> Written exercise:
Omit every picture and return the rest of the data unaltered.

> Records for the task:

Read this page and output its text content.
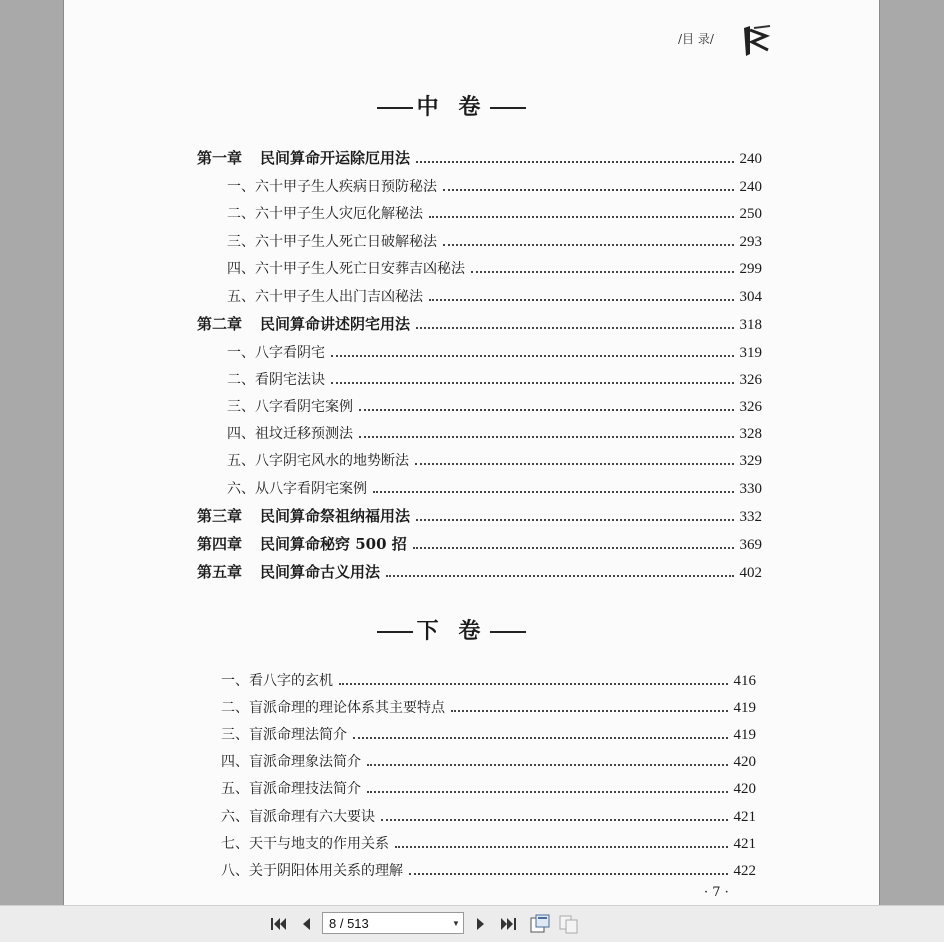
/目 录/
中 卷
第一章 民间算命开运除厄用法	240
一、六十甲子生人疾病日预防秘法	240
二、六十甲子生人灾厄化解秘法	250
三、六十甲子生人死亡日破解秘法	293
四、六十甲子生人死亡日安葬吉凶秘法	299
五、六十甲子生人出门吉凶秘法	304
第二章 民间算命讲述阴宅用法	318
一、八字看阴宅	319
二、看阴宅法诀	326
三、八字看阴宅案例	326
四、祖坟迁移预测法	328
五、八字阴宅风水的地势断法	329
六、从八字看阴宅案例	330
第三章 民间算命祭祖纳福用法	332
第四章 民间算命秘窍 500 招	369
第五章 民间算命古义用法	402
下 卷
一、看八字的玄机	416
二、盲派命理的理论体系其主要特点	419
三、盲派命理法简介	419
四、盲派命理象法简介	420
五、盲派命理技法简介	420
六、盲派命理有六大要诀	421
七、天干与地支的作用关系	421
八、关于阴阳体用关系的理解	422
· 7 ·
8 / 513	▼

> Written response:
Read this page and output its text content.
/目 录/
中 卷
第一章 民间算命开运除厄用法	240
一、六十甲子生人疾病日预防秘法	240
二、六十甲子生人灾厄化解秘法	250
三、六十甲子生人死亡日破解秘法	293
四、六十甲子生人死亡日安葬吉凶秘法	299
五、六十甲子生人出门吉凶秘法	304
第二章 民间算命讲述阴宅用法	318
一、八字看阴宅	319
二、看阴宅法诀	326
三、八字看阴宅案例	326
四、祖坟迁移预测法	328
五、八字阴宅风水的地势断法	329
六、从八字看阴宅案例	330
第三章 民间算命祭祖纳福用法	332
第四章 民间算命秘窍 500 招	369
第五章 民间算命古义用法	402
下 卷
一、看八字的玄机	416
二、盲派命理的理论体系其主要特点	419
三、盲派命理法简介	419
四、盲派命理象法简介	420
五、盲派命理技法简介	420
六、盲派命理有六大要诀	421
七、天干与地支的作用关系	421
八、关于阴阳体用关系的理解	422
· 7 ·
8 / 513	▼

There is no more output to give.